◆ WHAT THE TASK REQUIRES ◆
Reproduce the records below exactly as they appear.

◆ DATA ENTRIES ◆
***

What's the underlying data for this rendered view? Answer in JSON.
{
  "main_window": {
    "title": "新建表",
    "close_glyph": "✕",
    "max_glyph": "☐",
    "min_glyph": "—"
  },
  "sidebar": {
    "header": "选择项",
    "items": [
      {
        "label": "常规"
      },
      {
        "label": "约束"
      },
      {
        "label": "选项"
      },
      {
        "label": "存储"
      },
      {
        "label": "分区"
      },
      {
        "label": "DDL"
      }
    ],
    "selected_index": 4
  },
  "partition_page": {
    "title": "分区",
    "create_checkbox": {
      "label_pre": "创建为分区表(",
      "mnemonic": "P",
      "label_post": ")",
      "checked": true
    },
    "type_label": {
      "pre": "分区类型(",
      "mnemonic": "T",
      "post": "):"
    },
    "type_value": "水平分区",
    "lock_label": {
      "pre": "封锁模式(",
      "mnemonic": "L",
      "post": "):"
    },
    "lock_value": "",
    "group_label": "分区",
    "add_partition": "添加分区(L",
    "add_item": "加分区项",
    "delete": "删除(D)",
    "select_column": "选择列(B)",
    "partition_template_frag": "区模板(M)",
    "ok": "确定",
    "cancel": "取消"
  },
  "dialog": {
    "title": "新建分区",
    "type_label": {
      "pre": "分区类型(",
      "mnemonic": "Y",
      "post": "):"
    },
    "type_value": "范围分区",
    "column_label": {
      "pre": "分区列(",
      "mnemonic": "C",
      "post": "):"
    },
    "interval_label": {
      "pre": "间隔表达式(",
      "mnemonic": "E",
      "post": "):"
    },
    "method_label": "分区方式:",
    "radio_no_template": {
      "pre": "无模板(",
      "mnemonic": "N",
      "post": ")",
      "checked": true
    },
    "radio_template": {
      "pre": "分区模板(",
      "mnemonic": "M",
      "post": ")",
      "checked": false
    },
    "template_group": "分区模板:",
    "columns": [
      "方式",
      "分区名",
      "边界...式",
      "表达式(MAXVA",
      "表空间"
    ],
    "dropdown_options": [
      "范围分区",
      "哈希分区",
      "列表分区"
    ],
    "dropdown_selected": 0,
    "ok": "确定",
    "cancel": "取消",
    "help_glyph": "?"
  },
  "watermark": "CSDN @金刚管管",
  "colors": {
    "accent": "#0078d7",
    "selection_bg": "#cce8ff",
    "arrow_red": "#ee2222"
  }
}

***

◆ EXPECTED ANSWER ◆
What's the underlying data for this rendered view? Answer in JSON.
{
  "main_window": {
    "title": "新建表",
    "close_glyph": "✕",
    "max_glyph": "☐",
    "min_glyph": "—"
  },
  "sidebar": {
    "header": "选择项",
    "items": [
      {
        "label": "常规"
      },
      {
        "label": "约束"
      },
      {
        "label": "选项"
      },
      {
        "label": "存储"
      },
      {
        "label": "分区"
      },
      {
        "label": "DDL"
      }
    ],
    "selected_index": 4
  },
  "partition_page": {
    "title": "分区",
    "create_checkbox": {
      "label_pre": "创建为分区表(",
      "mnemonic": "P",
      "label_post": ")",
      "checked": true
    },
    "type_label": {
      "pre": "分区类型(",
      "mnemonic": "T",
      "post": "):"
    },
    "type_value": "水平分区",
    "lock_label": {
      "pre": "封锁模式(",
      "mnemonic": "L",
      "post": "):"
    },
    "lock_value": "",
    "group_label": "分区",
    "add_partition": "添加分区(L",
    "add_item": "加分区项",
    "delete": "删除(D)",
    "select_column": "选择列(B)",
    "partition_template_frag": "区模板(M)",
    "ok": "确定",
    "cancel": "取消"
  },
  "dialog": {
    "title": "新建分区",
    "type_label": {
      "pre": "分区类型(",
      "mnemonic": "Y",
      "post": "):"
    },
    "type_value": "范围分区",
    "column_label": {
      "pre": "分区列(",
      "mnemonic": "C",
      "post": "):"
    },
    "interval_label": {
      "pre": "间隔表达式(",
      "mnemonic": "E",
      "post": "):"
    },
    "method_label": "分区方式:",
    "radio_no_template": {
      "pre": "无模板(",
      "mnemonic": "N",
      "post": ")",
      "checked": true
    },
    "radio_template": {
      "pre": "分区模板(",
      "mnemonic": "M",
      "post": ")",
      "checked": false
    },
    "template_group": "分区模板:",
    "columns": [
      "方式",
      "分区名",
      "边界...式",
      "表达式(MAXVA",
      "表空间"
    ],
    "dropdown_options": [
      "范围分区",
      "哈希分区",
      "列表分区"
    ],
    "dropdown_selected": 0,
    "ok": "确定",
    "cancel": "取消",
    "help_glyph": "?"
  },
  "watermark": "CSDN @金刚管管",
  "colors": {
    "accent": "#0078d7",
    "selection_bg": "#cce8ff",
    "arrow_red": "#ee2222"
  }
}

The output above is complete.